• [INSTRUCTION] Please rewrite the records below as a numbered list, starting at their first line and ending with the line that contains "status-left: 晚上8:03 [16,9,85,26]", that line included. Leave out any blank lines.

---*---

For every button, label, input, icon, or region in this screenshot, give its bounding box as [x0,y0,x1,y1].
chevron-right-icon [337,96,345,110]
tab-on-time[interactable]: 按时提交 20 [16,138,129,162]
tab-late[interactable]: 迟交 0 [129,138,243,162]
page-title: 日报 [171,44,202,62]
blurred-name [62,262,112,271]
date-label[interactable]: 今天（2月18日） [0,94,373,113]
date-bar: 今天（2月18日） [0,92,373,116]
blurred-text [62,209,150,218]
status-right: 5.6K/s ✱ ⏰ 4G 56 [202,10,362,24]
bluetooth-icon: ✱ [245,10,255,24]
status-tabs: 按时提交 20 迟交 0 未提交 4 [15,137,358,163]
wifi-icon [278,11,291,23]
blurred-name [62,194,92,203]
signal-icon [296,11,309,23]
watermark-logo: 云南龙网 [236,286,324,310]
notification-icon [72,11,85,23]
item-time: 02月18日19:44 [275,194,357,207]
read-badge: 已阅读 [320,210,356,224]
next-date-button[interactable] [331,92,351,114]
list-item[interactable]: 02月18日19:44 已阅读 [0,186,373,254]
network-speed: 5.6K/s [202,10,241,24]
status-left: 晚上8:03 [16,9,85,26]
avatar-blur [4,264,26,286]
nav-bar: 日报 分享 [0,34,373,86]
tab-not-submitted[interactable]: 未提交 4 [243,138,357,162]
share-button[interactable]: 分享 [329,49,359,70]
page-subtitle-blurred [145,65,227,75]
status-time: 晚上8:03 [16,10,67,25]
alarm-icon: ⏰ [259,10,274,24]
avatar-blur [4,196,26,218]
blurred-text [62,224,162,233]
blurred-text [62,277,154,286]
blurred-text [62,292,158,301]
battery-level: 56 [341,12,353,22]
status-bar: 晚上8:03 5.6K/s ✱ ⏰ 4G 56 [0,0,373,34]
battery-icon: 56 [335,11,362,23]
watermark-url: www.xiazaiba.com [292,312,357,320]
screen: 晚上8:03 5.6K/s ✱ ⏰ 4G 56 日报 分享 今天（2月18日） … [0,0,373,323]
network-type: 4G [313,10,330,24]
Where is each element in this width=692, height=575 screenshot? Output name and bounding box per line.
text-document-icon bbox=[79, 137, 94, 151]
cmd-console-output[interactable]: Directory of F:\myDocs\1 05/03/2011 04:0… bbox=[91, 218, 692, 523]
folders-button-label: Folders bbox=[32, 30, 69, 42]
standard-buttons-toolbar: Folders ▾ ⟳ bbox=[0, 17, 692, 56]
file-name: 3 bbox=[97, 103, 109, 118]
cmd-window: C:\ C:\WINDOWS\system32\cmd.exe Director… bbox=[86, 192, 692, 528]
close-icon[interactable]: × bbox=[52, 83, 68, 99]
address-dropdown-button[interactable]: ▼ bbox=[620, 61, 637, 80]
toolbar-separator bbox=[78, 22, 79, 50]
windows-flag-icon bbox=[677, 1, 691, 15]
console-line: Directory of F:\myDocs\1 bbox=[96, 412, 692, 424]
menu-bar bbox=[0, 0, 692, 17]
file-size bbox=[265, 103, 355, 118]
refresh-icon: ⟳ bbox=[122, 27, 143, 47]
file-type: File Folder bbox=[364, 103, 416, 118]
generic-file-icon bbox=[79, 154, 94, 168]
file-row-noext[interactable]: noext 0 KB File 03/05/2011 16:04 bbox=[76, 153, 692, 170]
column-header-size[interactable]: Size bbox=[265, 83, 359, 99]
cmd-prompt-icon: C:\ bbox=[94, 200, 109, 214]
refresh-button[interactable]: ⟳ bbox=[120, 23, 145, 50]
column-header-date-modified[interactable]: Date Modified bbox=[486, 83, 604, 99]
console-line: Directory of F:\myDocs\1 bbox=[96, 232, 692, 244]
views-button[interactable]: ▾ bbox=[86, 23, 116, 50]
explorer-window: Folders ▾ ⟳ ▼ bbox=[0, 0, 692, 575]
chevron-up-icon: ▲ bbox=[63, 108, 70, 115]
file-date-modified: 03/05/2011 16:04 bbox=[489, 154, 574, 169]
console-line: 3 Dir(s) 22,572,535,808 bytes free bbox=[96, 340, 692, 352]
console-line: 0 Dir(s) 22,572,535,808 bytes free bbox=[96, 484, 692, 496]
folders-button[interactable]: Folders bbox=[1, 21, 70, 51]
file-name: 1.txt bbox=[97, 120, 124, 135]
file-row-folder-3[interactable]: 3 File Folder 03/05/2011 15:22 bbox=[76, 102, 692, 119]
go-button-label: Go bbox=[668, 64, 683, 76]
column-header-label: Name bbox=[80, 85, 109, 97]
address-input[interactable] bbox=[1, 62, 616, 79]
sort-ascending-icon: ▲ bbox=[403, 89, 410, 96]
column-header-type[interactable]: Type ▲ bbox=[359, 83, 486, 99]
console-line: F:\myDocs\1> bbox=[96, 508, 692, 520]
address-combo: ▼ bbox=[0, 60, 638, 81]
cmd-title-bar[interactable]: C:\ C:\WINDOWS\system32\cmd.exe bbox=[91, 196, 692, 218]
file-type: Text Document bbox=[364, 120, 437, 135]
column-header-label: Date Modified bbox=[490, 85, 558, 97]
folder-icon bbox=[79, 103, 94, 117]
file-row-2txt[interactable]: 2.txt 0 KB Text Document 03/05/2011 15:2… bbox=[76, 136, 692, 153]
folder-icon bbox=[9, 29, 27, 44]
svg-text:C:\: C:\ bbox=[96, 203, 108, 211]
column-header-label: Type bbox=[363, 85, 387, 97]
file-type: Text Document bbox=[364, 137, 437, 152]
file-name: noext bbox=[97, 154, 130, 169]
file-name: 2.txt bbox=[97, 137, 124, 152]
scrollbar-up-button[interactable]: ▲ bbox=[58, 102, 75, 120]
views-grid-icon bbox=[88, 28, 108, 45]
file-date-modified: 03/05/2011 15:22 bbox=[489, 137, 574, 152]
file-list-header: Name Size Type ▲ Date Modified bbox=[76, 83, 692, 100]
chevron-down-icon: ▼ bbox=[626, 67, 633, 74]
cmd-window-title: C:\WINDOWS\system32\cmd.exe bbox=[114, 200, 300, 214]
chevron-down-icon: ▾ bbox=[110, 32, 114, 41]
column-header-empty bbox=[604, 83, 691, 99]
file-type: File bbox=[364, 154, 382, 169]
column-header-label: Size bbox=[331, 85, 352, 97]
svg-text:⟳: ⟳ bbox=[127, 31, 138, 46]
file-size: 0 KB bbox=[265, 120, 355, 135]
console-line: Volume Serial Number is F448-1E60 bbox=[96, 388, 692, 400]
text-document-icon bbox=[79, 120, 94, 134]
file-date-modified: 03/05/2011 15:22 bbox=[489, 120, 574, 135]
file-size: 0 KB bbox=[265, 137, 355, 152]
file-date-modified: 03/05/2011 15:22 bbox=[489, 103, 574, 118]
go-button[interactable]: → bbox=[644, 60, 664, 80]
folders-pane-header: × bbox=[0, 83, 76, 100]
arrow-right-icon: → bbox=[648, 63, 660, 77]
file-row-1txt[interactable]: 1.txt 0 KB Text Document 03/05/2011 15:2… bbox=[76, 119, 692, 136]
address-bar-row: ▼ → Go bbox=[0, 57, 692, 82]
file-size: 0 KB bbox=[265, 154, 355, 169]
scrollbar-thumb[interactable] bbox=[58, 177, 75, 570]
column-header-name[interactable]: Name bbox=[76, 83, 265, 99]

---*---

• [RESULT FOR THIS EXERCISE]
1. For every button, label, input, icon, or region in this screenshot, give its bounding box as [x0,y0,x1,y1].
2. chevron-right-icon [337,96,345,110]
3. tab-on-time[interactable]: 按时提交 20 [16,138,129,162]
4. tab-late[interactable]: 迟交 0 [129,138,243,162]
5. page-title: 日报 [171,44,202,62]
6. blurred-name [62,262,112,271]
7. date-label[interactable]: 今天（2月18日） [0,94,373,113]
8. date-bar: 今天（2月18日） [0,92,373,116]
9. blurred-text [62,209,150,218]
10. status-right: 5.6K/s ✱ ⏰ 4G 56 [202,10,362,24]
11. bluetooth-icon: ✱ [245,10,255,24]
12. status-tabs: 按时提交 20 迟交 0 未提交 4 [15,137,358,163]
13. wifi-icon [278,11,291,23]
14. blurred-name [62,194,92,203]
15. signal-icon [296,11,309,23]
16. watermark-logo: 云南龙网 [236,286,324,310]
17. notification-icon [72,11,85,23]
18. item-time: 02月18日19:44 [275,194,357,207]
19. read-badge: 已阅读 [320,210,356,224]
20. next-date-button[interactable] [331,92,351,114]
21. list-item[interactable]: 02月18日19:44 已阅读 [0,186,373,254]
22. network-speed: 5.6K/s [202,10,241,24]
23. status-left: 晚上8:03 [16,9,85,26]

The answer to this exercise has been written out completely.